§ TASKS AND EXERCISES:
- a) From the Swift-devel thread, reproduce the passage from "I'll add it" up to and including "to the cookbook?".
- b) Please state whether each statement below agrees with the Swift-devel thread. Answer yes or no, quoting the words of the thread that decide it: (i) Michael Wilde's reply is dated Sun, Aug 28, 2011 12:11 pm; (ii) the message at the top of the thread says it is known to work for three mappers; (iii) Yadu Nand is copied on Michael Wilde's reply.

§ TEXT TO READ:
-- start --

[Swift-devel] MapReduce, doubts

Sun Aug 28 13:37:33 CDT 2011

I'll add it to the cookbook because I am not sure what mappers it works for and what options work. I only know that it works for those two mappers so testing to see exactly what works is needed. Is the cookbook in asciidoc or is it the ci swift wiki one? 

----- Reply message -----
From: "Michael Wilde" <wilde at mcs.anl.gov>
Date: Sun, Aug 28, 2011 12:11 pm
Subject: [Swift-devel] MapReduce, doubts
To: "Jonathan Monette" <jonmon at mcs.anl.gov>
Cc: "Yadu Nand" <yadudoc1729 at gmail.com>, "swift-devel" <swift-devel at ci.uchicago.edu>

Jon, yes, thats right. Can you add the info below to the User Guide, or if time is pressing, to the cookbook?

Thanks,

- Mike

----- Original Message -----
> From: "Jonathan Monette" <jonmon at mcs.anl.gov>
> To: "Michael Wilde" <wilde at mcs.anl.gov>
> Cc: "Yadu Nand" <yadudoc1729 at gmail.com>, "swift-devel" <swift-devel at ci.uchicago.edu>
> Sent: Sunday, August 28, 2011 11:32:44 AM
> Subject: Re: [Swift-devel] MapReduce, doubts
> On Aug 28, 2011, at 10:15 AM, Michael Wilde wrote:
> 
> > ----- Original Message -----
> >> From: "Yadu Nand" <yadudoc1729 at gmail.com>
> >> To: "swift-devel" <swift-devel at ci.uchicago.edu>, "Justin M Wozniak"
> >> <wozniak at mcs.anl.gov>, "Mihael Hategan"

-- end --

§ Entries for layout elements:
-- start --

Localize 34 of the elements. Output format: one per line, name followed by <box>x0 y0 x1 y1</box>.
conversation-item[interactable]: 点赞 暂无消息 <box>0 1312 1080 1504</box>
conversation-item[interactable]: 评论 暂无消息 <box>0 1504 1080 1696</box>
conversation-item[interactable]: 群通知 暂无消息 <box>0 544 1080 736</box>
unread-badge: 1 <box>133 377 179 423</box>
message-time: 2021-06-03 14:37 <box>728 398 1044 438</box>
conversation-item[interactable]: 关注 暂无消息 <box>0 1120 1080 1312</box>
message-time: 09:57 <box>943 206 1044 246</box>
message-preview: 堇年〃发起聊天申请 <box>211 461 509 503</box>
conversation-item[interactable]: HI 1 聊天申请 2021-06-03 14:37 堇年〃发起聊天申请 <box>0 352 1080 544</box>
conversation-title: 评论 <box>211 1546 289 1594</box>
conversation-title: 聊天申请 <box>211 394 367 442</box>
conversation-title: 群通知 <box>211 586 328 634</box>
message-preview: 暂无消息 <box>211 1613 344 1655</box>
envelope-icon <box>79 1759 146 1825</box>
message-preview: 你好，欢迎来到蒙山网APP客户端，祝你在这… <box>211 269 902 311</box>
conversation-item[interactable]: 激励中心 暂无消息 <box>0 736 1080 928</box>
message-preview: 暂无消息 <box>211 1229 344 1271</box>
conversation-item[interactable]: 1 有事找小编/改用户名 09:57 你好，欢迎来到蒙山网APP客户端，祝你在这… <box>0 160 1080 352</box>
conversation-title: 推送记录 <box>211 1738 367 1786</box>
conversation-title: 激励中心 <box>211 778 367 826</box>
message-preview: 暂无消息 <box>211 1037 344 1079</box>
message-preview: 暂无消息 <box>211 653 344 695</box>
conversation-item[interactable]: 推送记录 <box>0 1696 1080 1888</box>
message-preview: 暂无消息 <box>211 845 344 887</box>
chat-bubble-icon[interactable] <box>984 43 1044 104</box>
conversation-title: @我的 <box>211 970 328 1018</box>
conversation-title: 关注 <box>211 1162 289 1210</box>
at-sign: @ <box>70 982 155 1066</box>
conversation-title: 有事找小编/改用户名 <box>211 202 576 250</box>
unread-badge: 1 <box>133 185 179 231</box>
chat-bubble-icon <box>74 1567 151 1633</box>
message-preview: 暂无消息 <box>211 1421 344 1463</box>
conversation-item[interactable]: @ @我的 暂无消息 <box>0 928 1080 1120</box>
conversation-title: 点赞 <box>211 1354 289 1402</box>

-- end --

§ FULL ANSWERS:
- a)
I'll add it to the cookbook because I am not sure what mappers it works for and what options work. I only know that it works for those two mappers so testing to see exactly what works is needed. Is the cookbook in asciidoc or is it the ci swift wiki one? 

----- Reply message -----
From: "Michael Wilde" <wilde at mcs.anl.gov>
Date: Sun, Aug 28, 2011 12:11 pm
Subject: [Swift-devel] MapReduce, doubts
To: "Jonathan Monette" <jonmon at mcs.anl.gov>
Cc: "Yadu Nand" <yadudoc1729 at gmail.com>, "swift-devel" <swift-devel at ci.uchicago.edu>

Jon, yes, thats right. Can you add the info below to the User Guide, or if time is pressing, to the cookbook?

- b)
(i) Yes: "Date: Sun, Aug 28, 2011 12:11 pm"
(ii) No: "I only know that it works for those two mappers"
(iii) Yes: "Cc: "Yadu Nand" <yadudoc1729 at gmail.com>"